* **THE DATA**
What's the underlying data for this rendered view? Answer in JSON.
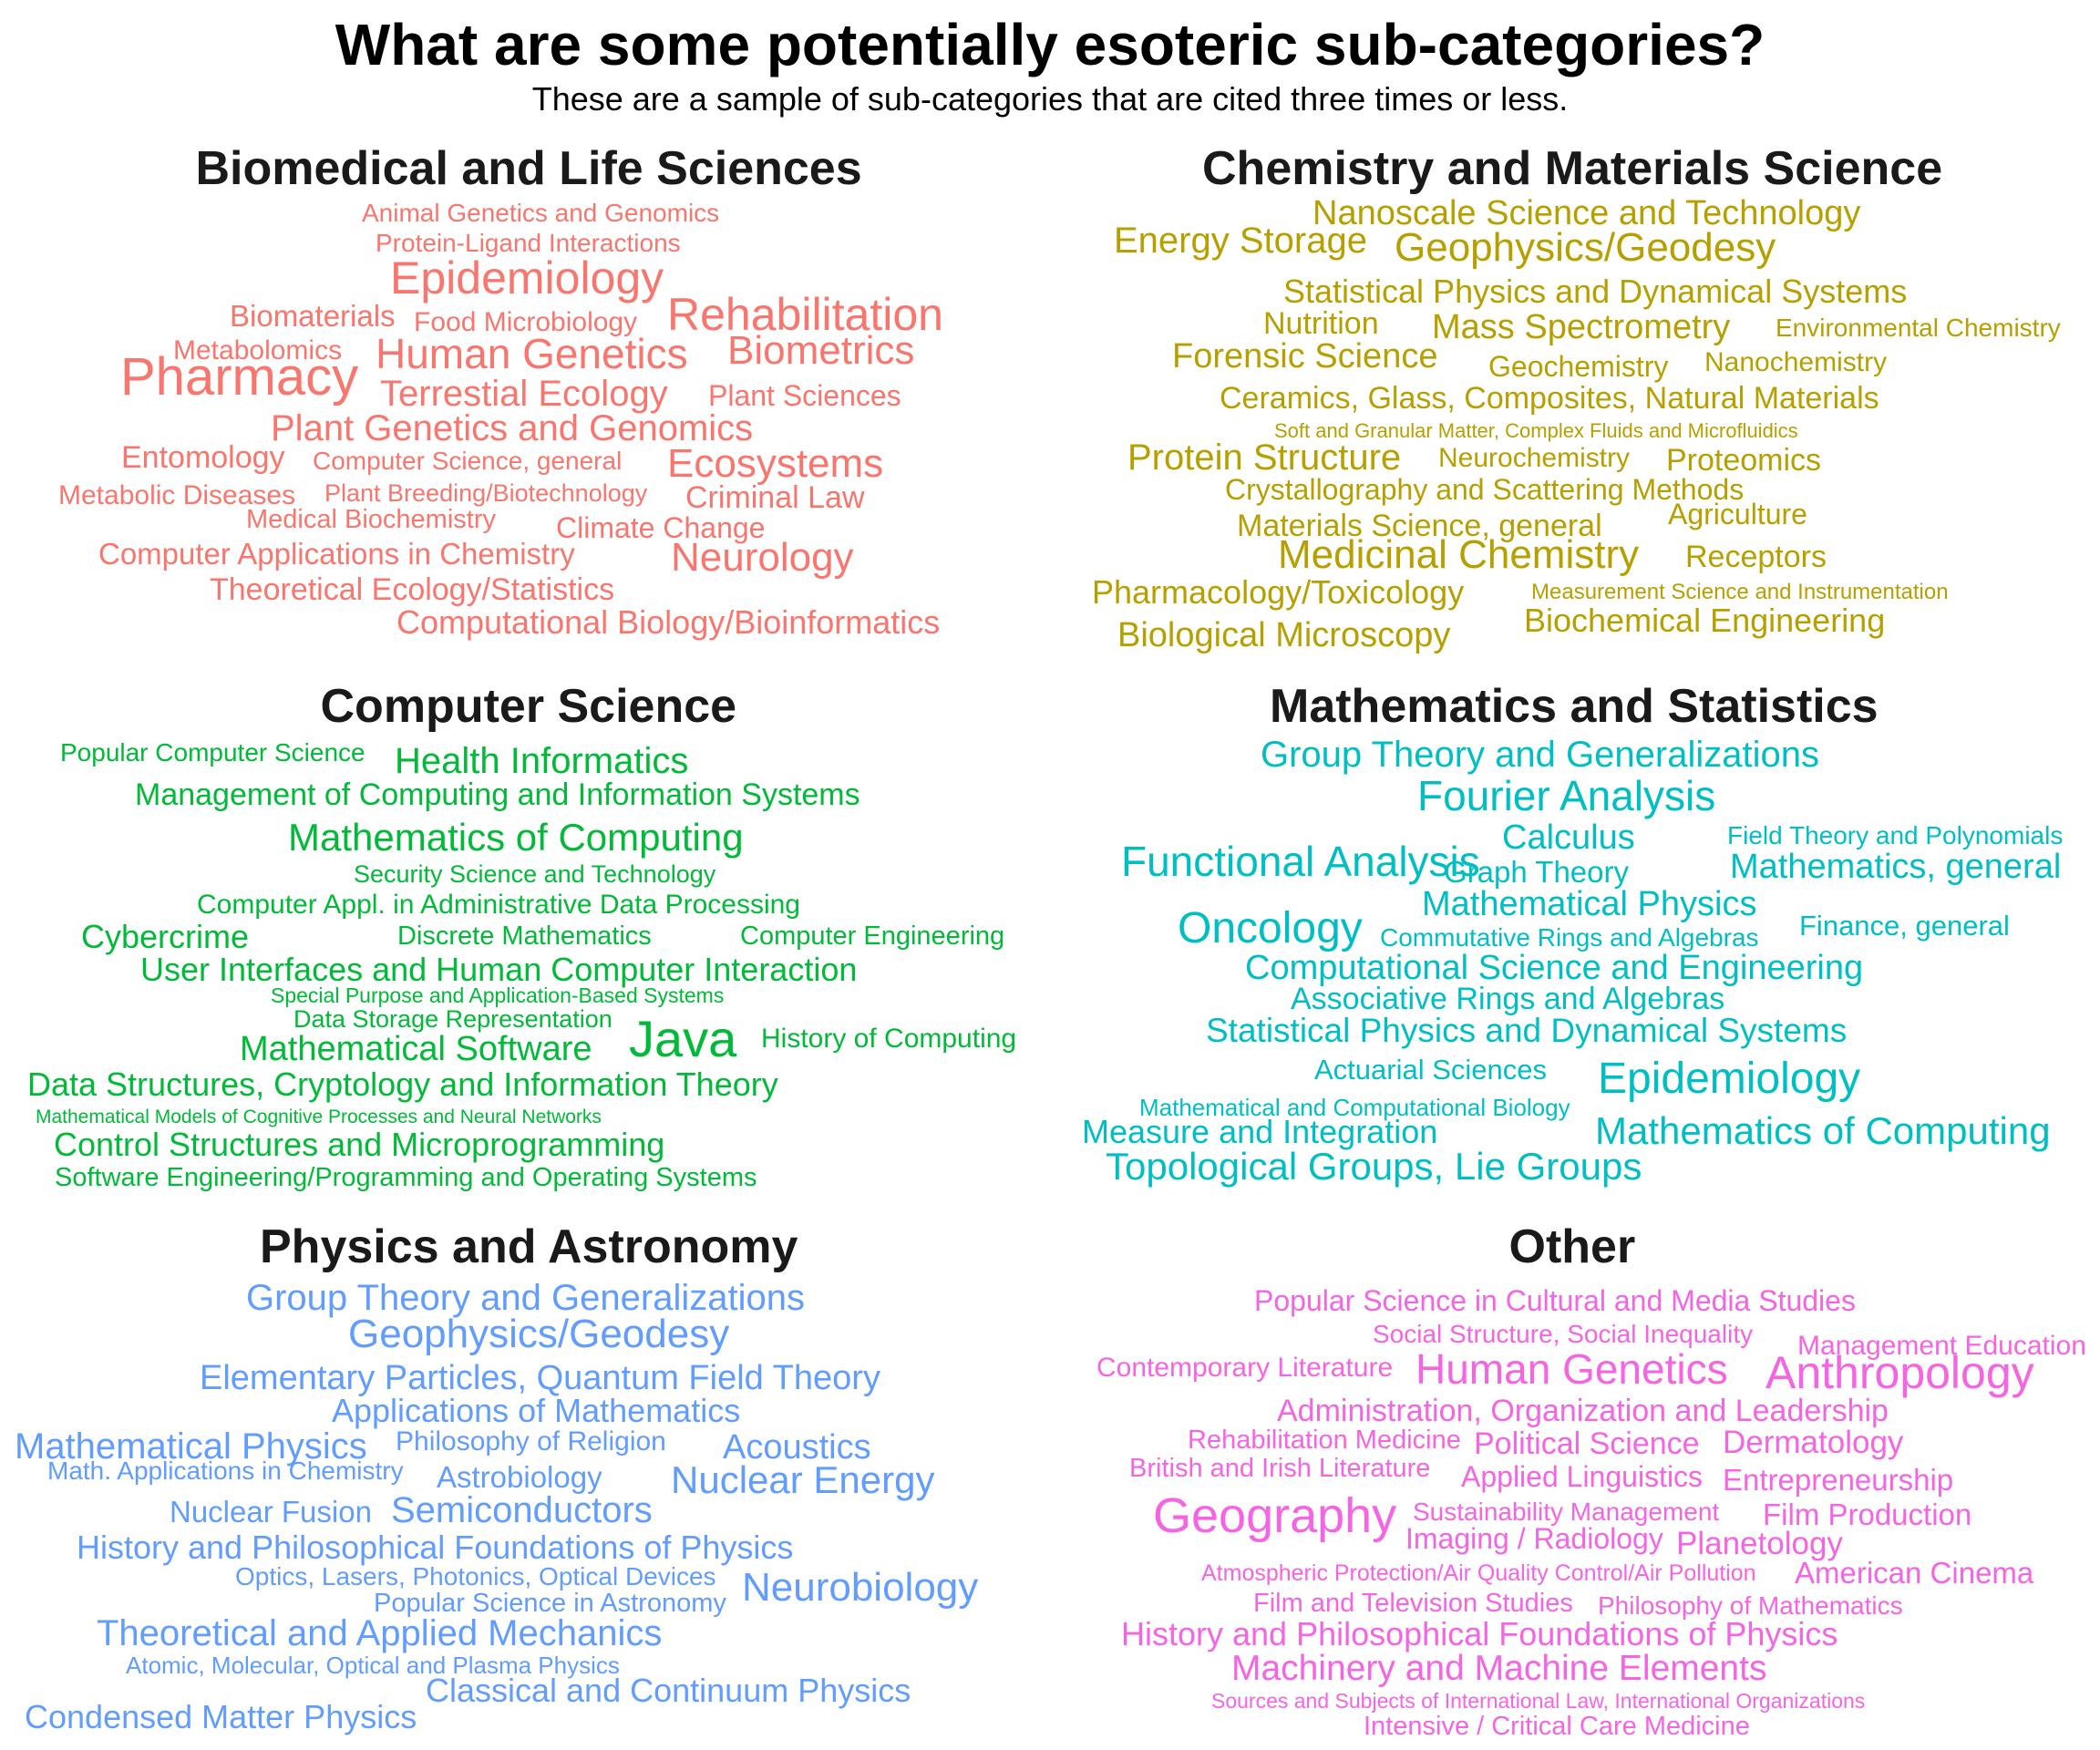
{
  "title": "What are some potentially esoteric sub-categories?",
  "subtitle": "These are a sample of sub-categories that are cited three times or less.",
  "chart_data": {
    "type": "wordcloud",
    "panels": [
      {
        "name": "Biomedical and Life Sciences",
        "color": "#F8766D",
        "words": [
          {
            "text": "Animal Genetics and Genomics",
            "size": 28
          },
          {
            "text": "Protein-Ligand Interactions",
            "size": 28
          },
          {
            "text": "Epidemiology",
            "size": 50
          },
          {
            "text": "Rehabilitation",
            "size": 50
          },
          {
            "text": "Biomaterials",
            "size": 33
          },
          {
            "text": "Food Microbiology",
            "size": 30
          },
          {
            "text": "Metabolomics",
            "size": 30
          },
          {
            "text": "Human Genetics",
            "size": 46
          },
          {
            "text": "Biometrics",
            "size": 44
          },
          {
            "text": "Pharmacy",
            "size": 58
          },
          {
            "text": "Terrestial Ecology",
            "size": 40
          },
          {
            "text": "Plant Sciences",
            "size": 32
          },
          {
            "text": "Plant Genetics and Genomics",
            "size": 40
          },
          {
            "text": "Entomology",
            "size": 34
          },
          {
            "text": "Computer Science, general",
            "size": 28
          },
          {
            "text": "Ecosystems",
            "size": 44
          },
          {
            "text": "Metabolic Diseases",
            "size": 30
          },
          {
            "text": "Plant Breeding/Biotechnology",
            "size": 27
          },
          {
            "text": "Criminal Law",
            "size": 34
          },
          {
            "text": "Medical Biochemistry",
            "size": 29
          },
          {
            "text": "Climate Change",
            "size": 32
          },
          {
            "text": "Computer Applications in Chemistry",
            "size": 33
          },
          {
            "text": "Neurology",
            "size": 44
          },
          {
            "text": "Theoretical Ecology/Statistics",
            "size": 34
          },
          {
            "text": "Computational Biology/Bioinformatics",
            "size": 36
          }
        ]
      },
      {
        "name": "Chemistry and Materials Science",
        "color": "#B79F00",
        "words": [
          {
            "text": "Nanoscale Science and Technology",
            "size": 38
          },
          {
            "text": "Energy Storage",
            "size": 40
          },
          {
            "text": "Geophysics/Geodesy",
            "size": 44
          },
          {
            "text": "Statistical Physics and Dynamical Systems",
            "size": 36
          },
          {
            "text": "Nutrition",
            "size": 34
          },
          {
            "text": "Mass Spectrometry",
            "size": 38
          },
          {
            "text": "Environmental Chemistry",
            "size": 28
          },
          {
            "text": "Forensic Science",
            "size": 38
          },
          {
            "text": "Geochemistry",
            "size": 32
          },
          {
            "text": "Nanochemistry",
            "size": 30
          },
          {
            "text": "Ceramics, Glass, Composites, Natural Materials",
            "size": 34
          },
          {
            "text": "Soft and Granular Matter, Complex Fluids and Microfluidics",
            "size": 22
          },
          {
            "text": "Protein Structure",
            "size": 40
          },
          {
            "text": "Neurochemistry",
            "size": 30
          },
          {
            "text": "Proteomics",
            "size": 34
          },
          {
            "text": "Crystallography and Scattering Methods",
            "size": 32
          },
          {
            "text": "Materials Science, general",
            "size": 34
          },
          {
            "text": "Agriculture",
            "size": 32
          },
          {
            "text": "Medicinal Chemistry",
            "size": 44
          },
          {
            "text": "Receptors",
            "size": 34
          },
          {
            "text": "Pharmacology/Toxicology",
            "size": 36
          },
          {
            "text": "Measurement Science and Instrumentation",
            "size": 24
          },
          {
            "text": "Biochemical Engineering",
            "size": 36
          },
          {
            "text": "Biological Microscopy",
            "size": 38
          }
        ]
      },
      {
        "name": "Computer Science",
        "color": "#00BA38",
        "words": [
          {
            "text": "Popular Computer Science",
            "size": 28
          },
          {
            "text": "Health Informatics",
            "size": 40
          },
          {
            "text": "Management of Computing and Information Systems",
            "size": 34
          },
          {
            "text": "Mathematics of Computing",
            "size": 42
          },
          {
            "text": "Security Science and Technology",
            "size": 27
          },
          {
            "text": "Computer Appl. in Administrative Data Processing",
            "size": 30
          },
          {
            "text": "Cybercrime",
            "size": 36
          },
          {
            "text": "Discrete Mathematics",
            "size": 29
          },
          {
            "text": "Computer Engineering",
            "size": 29
          },
          {
            "text": "User Interfaces and Human Computer Interaction",
            "size": 36
          },
          {
            "text": "Special Purpose and Application-Based Systems",
            "size": 23
          },
          {
            "text": "Data Storage Representation",
            "size": 27
          },
          {
            "text": "Mathematical Software",
            "size": 38
          },
          {
            "text": "Java",
            "size": 56
          },
          {
            "text": "History of Computing",
            "size": 30
          },
          {
            "text": "Data Structures, Cryptology and Information Theory",
            "size": 36
          },
          {
            "text": "Mathematical Models of Cognitive Processes and Neural Networks",
            "size": 21
          },
          {
            "text": "Control Structures and Microprogramming",
            "size": 36
          },
          {
            "text": "Software Engineering/Programming and Operating Systems",
            "size": 29
          }
        ]
      },
      {
        "name": "Mathematics and Statistics",
        "color": "#00BFC4",
        "words": [
          {
            "text": "Group Theory and Generalizations",
            "size": 40
          },
          {
            "text": "Fourier Analysis",
            "size": 46
          },
          {
            "text": "Calculus",
            "size": 38
          },
          {
            "text": "Field Theory and Polynomials",
            "size": 28
          },
          {
            "text": "Functional Analysis",
            "size": 46
          },
          {
            "text": "Graph Theory",
            "size": 33
          },
          {
            "text": "Mathematics, general",
            "size": 38
          },
          {
            "text": "Mathematical Physics",
            "size": 38
          },
          {
            "text": "Oncology",
            "size": 48
          },
          {
            "text": "Commutative Rings and Algebras",
            "size": 28
          },
          {
            "text": "Finance, general",
            "size": 31
          },
          {
            "text": "Computational Science and Engineering",
            "size": 38
          },
          {
            "text": "Associative Rings and Algebras",
            "size": 34
          },
          {
            "text": "Statistical Physics and Dynamical Systems",
            "size": 37
          },
          {
            "text": "Actuarial Sciences",
            "size": 31
          },
          {
            "text": "Epidemiology",
            "size": 48
          },
          {
            "text": "Mathematical and Computational Biology",
            "size": 26
          },
          {
            "text": "Measure and Integration",
            "size": 36
          },
          {
            "text": "Mathematics of Computing",
            "size": 42
          },
          {
            "text": "Topological Groups, Lie Groups",
            "size": 42
          }
        ]
      },
      {
        "name": "Physics and Astronomy",
        "color": "#619CFF",
        "words": [
          {
            "text": "Group Theory and Generalizations",
            "size": 40
          },
          {
            "text": "Geophysics/Geodesy",
            "size": 44
          },
          {
            "text": "Elementary Particles, Quantum Field Theory",
            "size": 38
          },
          {
            "text": "Applications of Mathematics",
            "size": 36
          },
          {
            "text": "Mathematical Physics",
            "size": 40
          },
          {
            "text": "Philosophy of Religion",
            "size": 30
          },
          {
            "text": "Acoustics",
            "size": 38
          },
          {
            "text": "Math. Applications in Chemistry",
            "size": 28
          },
          {
            "text": "Astrobiology",
            "size": 33
          },
          {
            "text": "Nuclear Energy",
            "size": 42
          },
          {
            "text": "Nuclear Fusion",
            "size": 33
          },
          {
            "text": "Semiconductors",
            "size": 40
          },
          {
            "text": "History and Philosophical Foundations of Physics",
            "size": 36
          },
          {
            "text": "Optics, Lasers, Photonics, Optical Devices",
            "size": 28
          },
          {
            "text": "Popular Science in Astronomy",
            "size": 29
          },
          {
            "text": "Neurobiology",
            "size": 44
          },
          {
            "text": "Theoretical and Applied Mechanics",
            "size": 40
          },
          {
            "text": "Atomic, Molecular, Optical and Plasma Physics",
            "size": 26
          },
          {
            "text": "Classical and Continuum Physics",
            "size": 36
          },
          {
            "text": "Condensed Matter Physics",
            "size": 36
          }
        ]
      },
      {
        "name": "Other",
        "color": "#F564E3",
        "words": [
          {
            "text": "Popular Science in Cultural and Media Studies",
            "size": 32
          },
          {
            "text": "Social Structure, Social Inequality",
            "size": 28
          },
          {
            "text": "Management Education",
            "size": 30
          },
          {
            "text": "Contemporary Literature",
            "size": 30
          },
          {
            "text": "Human Genetics",
            "size": 46
          },
          {
            "text": "Anthropology",
            "size": 50
          },
          {
            "text": "Administration, Organization and Leadership",
            "size": 34
          },
          {
            "text": "Rehabilitation Medicine",
            "size": 29
          },
          {
            "text": "Political Science",
            "size": 34
          },
          {
            "text": "Dermatology",
            "size": 35
          },
          {
            "text": "British and Irish Literature",
            "size": 29
          },
          {
            "text": "Applied Linguistics",
            "size": 32
          },
          {
            "text": "Entrepreneurship",
            "size": 33
          },
          {
            "text": "Geography",
            "size": 54
          },
          {
            "text": "Sustainability Management",
            "size": 28
          },
          {
            "text": "Film Production",
            "size": 33
          },
          {
            "text": "Imaging / Radiology",
            "size": 32
          },
          {
            "text": "Planetology",
            "size": 35
          },
          {
            "text": "Atmospheric Protection/Air Quality Control/Air Pollution",
            "size": 25
          },
          {
            "text": "American Cinema",
            "size": 33
          },
          {
            "text": "Film and Television Studies",
            "size": 29
          },
          {
            "text": "Philosophy of Mathematics",
            "size": 28
          },
          {
            "text": "History and Philosophical Foundations of Physics",
            "size": 36
          },
          {
            "text": "Machinery and Machine Elements",
            "size": 39
          },
          {
            "text": "Sources and Subjects of International Law, International Organizations",
            "size": 23
          },
          {
            "text": "Intensive / Critical Care Medicine",
            "size": 29
          }
        ]
      }
    ]
  }
}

* **WHAT THE TASK ASKS**
Using the material above, return every line that holds the string "Management".

* **ANSWER TO THE PROBLEM**
            "text": "Management of Computing and Information Systems",
            "text": "Management Education",
            "text": "Sustainability Management",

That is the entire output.